Part of a data file

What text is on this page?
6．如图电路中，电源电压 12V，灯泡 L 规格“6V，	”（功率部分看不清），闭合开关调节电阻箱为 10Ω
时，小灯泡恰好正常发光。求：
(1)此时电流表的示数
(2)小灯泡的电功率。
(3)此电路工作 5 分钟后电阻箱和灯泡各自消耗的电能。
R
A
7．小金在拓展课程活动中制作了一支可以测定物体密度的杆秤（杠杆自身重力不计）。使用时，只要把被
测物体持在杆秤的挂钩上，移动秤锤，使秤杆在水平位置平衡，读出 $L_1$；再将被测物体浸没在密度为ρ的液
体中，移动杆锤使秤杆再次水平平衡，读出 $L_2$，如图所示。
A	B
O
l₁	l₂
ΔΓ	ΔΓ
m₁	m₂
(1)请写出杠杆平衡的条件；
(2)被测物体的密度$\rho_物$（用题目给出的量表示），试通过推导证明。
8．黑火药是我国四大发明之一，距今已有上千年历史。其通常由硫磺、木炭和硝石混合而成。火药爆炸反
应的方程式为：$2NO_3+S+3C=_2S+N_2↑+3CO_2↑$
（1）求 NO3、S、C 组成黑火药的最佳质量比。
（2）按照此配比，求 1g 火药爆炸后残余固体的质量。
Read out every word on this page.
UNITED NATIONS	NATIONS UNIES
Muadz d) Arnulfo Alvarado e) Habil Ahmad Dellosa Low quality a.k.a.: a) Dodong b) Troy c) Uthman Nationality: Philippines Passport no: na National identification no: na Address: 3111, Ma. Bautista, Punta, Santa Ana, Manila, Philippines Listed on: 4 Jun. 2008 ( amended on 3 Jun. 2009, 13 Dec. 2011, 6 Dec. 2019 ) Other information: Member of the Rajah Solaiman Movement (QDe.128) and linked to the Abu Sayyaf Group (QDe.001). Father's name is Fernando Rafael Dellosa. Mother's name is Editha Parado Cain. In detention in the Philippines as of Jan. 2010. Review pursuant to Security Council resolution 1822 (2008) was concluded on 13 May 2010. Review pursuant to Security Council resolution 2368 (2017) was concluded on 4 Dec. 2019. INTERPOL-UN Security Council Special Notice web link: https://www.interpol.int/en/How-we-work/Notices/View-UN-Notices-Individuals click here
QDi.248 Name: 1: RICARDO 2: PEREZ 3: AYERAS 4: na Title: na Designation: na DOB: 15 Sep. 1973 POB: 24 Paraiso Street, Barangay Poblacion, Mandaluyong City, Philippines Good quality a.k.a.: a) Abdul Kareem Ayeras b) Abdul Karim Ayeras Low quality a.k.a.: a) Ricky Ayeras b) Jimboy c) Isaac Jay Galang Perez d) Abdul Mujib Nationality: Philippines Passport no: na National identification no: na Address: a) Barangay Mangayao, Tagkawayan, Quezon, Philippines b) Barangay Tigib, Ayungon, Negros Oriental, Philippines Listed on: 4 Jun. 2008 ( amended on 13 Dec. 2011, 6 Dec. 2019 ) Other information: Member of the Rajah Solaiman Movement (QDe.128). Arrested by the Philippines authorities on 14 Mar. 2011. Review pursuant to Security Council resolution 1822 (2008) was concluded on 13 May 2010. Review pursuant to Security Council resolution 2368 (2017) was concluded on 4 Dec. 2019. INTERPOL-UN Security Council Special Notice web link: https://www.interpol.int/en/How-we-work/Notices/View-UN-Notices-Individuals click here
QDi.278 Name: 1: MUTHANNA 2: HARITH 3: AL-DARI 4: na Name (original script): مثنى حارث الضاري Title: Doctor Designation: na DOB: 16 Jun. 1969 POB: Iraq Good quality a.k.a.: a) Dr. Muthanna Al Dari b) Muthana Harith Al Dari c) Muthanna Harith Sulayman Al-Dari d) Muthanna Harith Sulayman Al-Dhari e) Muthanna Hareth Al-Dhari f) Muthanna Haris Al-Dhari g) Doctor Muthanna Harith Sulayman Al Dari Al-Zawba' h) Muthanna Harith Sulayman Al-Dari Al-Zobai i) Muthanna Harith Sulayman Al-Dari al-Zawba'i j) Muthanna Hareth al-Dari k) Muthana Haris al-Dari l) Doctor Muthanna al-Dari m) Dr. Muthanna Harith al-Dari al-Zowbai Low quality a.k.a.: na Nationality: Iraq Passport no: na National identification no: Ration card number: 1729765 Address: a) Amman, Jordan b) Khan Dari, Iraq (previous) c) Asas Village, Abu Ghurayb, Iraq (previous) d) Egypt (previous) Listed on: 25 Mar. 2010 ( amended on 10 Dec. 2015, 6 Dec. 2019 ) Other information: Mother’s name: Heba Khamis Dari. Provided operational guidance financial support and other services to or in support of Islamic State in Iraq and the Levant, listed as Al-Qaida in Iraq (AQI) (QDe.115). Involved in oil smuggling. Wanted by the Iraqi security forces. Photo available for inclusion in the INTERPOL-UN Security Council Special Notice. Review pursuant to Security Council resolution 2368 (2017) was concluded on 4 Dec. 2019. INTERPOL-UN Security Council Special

**Instructions for the task**
Going through the lines above one by one, tally those with the word "page" and give only the total.

**Written reply**
2